— Begin RECORD LIST —
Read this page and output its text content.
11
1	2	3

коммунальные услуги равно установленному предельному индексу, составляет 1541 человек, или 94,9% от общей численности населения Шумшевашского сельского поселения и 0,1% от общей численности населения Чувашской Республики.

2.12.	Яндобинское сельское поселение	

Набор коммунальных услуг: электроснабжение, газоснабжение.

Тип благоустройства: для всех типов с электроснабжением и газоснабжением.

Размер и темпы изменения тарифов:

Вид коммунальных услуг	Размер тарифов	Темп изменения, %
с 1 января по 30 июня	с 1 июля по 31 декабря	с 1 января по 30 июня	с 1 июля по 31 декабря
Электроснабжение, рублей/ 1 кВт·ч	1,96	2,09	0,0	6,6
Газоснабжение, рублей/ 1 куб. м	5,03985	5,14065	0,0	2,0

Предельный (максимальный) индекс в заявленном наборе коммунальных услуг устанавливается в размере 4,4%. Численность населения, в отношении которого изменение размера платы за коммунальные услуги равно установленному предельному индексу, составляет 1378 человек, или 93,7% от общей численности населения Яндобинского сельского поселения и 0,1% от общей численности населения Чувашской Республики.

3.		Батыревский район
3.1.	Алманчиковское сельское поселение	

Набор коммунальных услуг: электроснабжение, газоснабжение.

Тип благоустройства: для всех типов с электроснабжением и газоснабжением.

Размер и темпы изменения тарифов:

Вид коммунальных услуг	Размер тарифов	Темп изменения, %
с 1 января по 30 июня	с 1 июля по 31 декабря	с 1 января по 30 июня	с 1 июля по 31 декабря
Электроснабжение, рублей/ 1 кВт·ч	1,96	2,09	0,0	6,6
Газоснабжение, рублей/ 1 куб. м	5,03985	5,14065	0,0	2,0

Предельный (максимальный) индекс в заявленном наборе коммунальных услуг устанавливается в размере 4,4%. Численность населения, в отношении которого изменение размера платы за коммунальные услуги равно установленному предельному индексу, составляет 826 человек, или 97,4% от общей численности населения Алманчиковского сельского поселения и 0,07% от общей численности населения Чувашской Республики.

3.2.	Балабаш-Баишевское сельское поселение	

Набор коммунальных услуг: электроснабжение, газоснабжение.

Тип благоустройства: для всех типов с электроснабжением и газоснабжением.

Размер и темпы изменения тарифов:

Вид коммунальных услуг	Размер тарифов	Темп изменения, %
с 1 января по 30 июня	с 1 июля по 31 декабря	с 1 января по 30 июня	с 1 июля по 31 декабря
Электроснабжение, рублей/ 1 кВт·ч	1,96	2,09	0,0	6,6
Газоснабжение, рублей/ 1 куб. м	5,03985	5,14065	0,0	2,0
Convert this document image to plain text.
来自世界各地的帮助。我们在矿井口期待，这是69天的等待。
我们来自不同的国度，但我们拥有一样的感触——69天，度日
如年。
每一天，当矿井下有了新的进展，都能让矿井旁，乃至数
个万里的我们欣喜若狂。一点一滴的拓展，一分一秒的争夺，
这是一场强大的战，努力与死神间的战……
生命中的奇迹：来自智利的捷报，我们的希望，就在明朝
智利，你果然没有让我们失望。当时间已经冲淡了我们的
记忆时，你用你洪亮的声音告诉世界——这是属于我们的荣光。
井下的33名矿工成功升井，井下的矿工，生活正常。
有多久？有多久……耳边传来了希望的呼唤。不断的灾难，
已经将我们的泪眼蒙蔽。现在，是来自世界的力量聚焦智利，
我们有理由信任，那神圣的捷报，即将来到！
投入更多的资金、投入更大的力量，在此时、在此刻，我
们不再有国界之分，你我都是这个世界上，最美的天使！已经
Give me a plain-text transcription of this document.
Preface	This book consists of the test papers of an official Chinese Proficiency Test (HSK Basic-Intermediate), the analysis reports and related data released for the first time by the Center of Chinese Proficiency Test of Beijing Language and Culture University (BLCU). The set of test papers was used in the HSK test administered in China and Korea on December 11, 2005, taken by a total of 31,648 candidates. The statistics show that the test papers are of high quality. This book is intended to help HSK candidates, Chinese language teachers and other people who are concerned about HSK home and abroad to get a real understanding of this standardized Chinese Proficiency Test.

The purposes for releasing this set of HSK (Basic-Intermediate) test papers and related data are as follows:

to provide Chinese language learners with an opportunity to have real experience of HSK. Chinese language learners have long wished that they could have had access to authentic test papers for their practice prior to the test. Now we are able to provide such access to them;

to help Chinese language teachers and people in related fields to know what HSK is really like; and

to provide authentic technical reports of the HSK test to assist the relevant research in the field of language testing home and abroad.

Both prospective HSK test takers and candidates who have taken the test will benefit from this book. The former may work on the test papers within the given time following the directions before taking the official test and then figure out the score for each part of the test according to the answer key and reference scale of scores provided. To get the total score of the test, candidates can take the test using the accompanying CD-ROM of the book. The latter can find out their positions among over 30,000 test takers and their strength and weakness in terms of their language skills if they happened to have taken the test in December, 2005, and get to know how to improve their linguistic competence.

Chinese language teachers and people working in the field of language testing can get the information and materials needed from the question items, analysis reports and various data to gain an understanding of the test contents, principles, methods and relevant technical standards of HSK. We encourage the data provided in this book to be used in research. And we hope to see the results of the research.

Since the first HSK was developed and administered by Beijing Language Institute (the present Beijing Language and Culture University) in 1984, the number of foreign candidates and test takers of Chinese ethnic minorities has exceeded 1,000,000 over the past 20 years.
— End RECORD LIST —
__WHAT THE TASK REQUIRES__
Output the data above exactly, please, line for line.

__SOLUTION BELOW__
Read this page and output its text content.
11
1	2	3

коммунальные услуги равно установленному предельному индексу, составляет 1541 человек, или 94,9% от общей численности населения Шумшевашского сельского поселения и 0,1% от общей численности населения Чувашской Республики.

2.12.	Яндобинское сельское поселение	

Набор коммунальных услуг: электроснабжение, газоснабжение.

Тип благоустройства: для всех типов с электроснабжением и газоснабжением.

Размер и темпы изменения тарифов:

Вид коммунальных услуг	Размер тарифов	Темп изменения, %
с 1 января по 30 июня	с 1 июля по 31 декабря	с 1 января по 30 июня	с 1 июля по 31 декабря
Электроснабжение, рублей/ 1 кВт·ч	1,96	2,09	0,0	6,6
Газоснабжение, рублей/ 1 куб. м	5,03985	5,14065	0,0	2,0

Предельный (максимальный) индекс в заявленном наборе коммунальных услуг устанавливается в размере 4,4%. Численность населения, в отношении которого изменение размера платы за коммунальные услуги равно установленному предельному индексу, составляет 1378 человек, или 93,7% от общей численности населения Яндобинского сельского поселения и 0,1% от общей численности населения Чувашской Республики.

3.		Батыревский район
3.1.	Алманчиковское сельское поселение	

Набор коммунальных услуг: электроснабжение, газоснабжение.

Тип благоустройства: для всех типов с электроснабжением и газоснабжением.

Размер и темпы изменения тарифов:

Вид коммунальных услуг	Размер тарифов	Темп изменения, %
с 1 января по 30 июня	с 1 июля по 31 декабря	с 1 января по 30 июня	с 1 июля по 31 декабря
Электроснабжение, рублей/ 1 кВт·ч	1,96	2,09	0,0	6,6
Газоснабжение, рублей/ 1 куб. м	5,03985	5,14065	0,0	2,0

Предельный (максимальный) индекс в заявленном наборе коммунальных услуг устанавливается в размере 4,4%. Численность населения, в отношении которого изменение размера платы за коммунальные услуги равно установленному предельному индексу, составляет 826 человек, или 97,4% от общей численности населения Алманчиковского сельского поселения и 0,07% от общей численности населения Чувашской Республики.

3.2.	Балабаш-Баишевское сельское поселение	

Набор коммунальных услуг: электроснабжение, газоснабжение.

Тип благоустройства: для всех типов с электроснабжением и газоснабжением.

Размер и темпы изменения тарифов:

Вид коммунальных услуг	Размер тарифов	Темп изменения, %
с 1 января по 30 июня	с 1 июля по 31 декабря	с 1 января по 30 июня	с 1 июля по 31 декабря
Электроснабжение, рублей/ 1 кВт·ч	1,96	2,09	0,0	6,6
Газоснабжение, рублей/ 1 куб. м	5,03985	5,14065	0,0	2,0
Convert this document image to plain text.
来自世界各地的帮助。我们在矿井口期待，这是69天的等待。
我们来自不同的国度，但我们拥有一样的感触——69天，度日
如年。
每一天，当矿井下有了新的进展，都能让矿井旁，乃至数
个万里的我们欣喜若狂。一点一滴的拓展，一分一秒的争夺，
这是一场强大的战，努力与死神间的战……
生命中的奇迹：来自智利的捷报，我们的希望，就在明朝
智利，你果然没有让我们失望。当时间已经冲淡了我们的
记忆时，你用你洪亮的声音告诉世界——这是属于我们的荣光。
井下的33名矿工成功升井，井下的矿工，生活正常。
有多久？有多久……耳边传来了希望的呼唤。不断的灾难，
已经将我们的泪眼蒙蔽。现在，是来自世界的力量聚焦智利，
我们有理由信任，那神圣的捷报，即将来到！
投入更多的资金、投入更大的力量，在此时、在此刻，我
们不再有国界之分，你我都是这个世界上，最美的天使！已经
Give me a plain-text transcription of this document.
Preface	This book consists of the test papers of an official Chinese Proficiency Test (HSK Basic-Intermediate), the analysis reports and related data released for the first time by the Center of Chinese Proficiency Test of Beijing Language and Culture University (BLCU). The set of test papers was used in the HSK test administered in China and Korea on December 11, 2005, taken by a total of 31,648 candidates. The statistics show that the test papers are of high quality. This book is intended to help HSK candidates, Chinese language teachers and other people who are concerned about HSK home and abroad to get a real understanding of this standardized Chinese Proficiency Test.

The purposes for releasing this set of HSK (Basic-Intermediate) test papers and related data are as follows:

to provide Chinese language learners with an opportunity to have real experience of HSK. Chinese language learners have long wished that they could have had access to authentic test papers for their practice prior to the test. Now we are able to provide such access to them;

to help Chinese language teachers and people in related fields to know what HSK is really like; and

to provide authentic technical reports of the HSK test to assist the relevant research in the field of language testing home and abroad.

Both prospective HSK test takers and candidates who have taken the test will benefit from this book. The former may work on the test papers within the given time following the directions before taking the official test and then figure out the score for each part of the test according to the answer key and reference scale of scores provided. To get the total score of the test, candidates can take the test using the accompanying CD-ROM of the book. The latter can find out their positions among over 30,000 test takers and their strength and weakness in terms of their language skills if they happened to have taken the test in December, 2005, and get to know how to improve their linguistic competence.

Chinese language teachers and people working in the field of language testing can get the information and materials needed from the question items, analysis reports and various data to gain an understanding of the test contents, principles, methods and relevant technical standards of HSK. We encourage the data provided in this book to be used in research. And we hope to see the results of the research.

Since the first HSK was developed and administered by Beijing Language Institute (the present Beijing Language and Culture University) in 1984, the number of foreign candidates and test takers of Chinese ethnic minorities has exceeded 1,000,000 over the past 20 years.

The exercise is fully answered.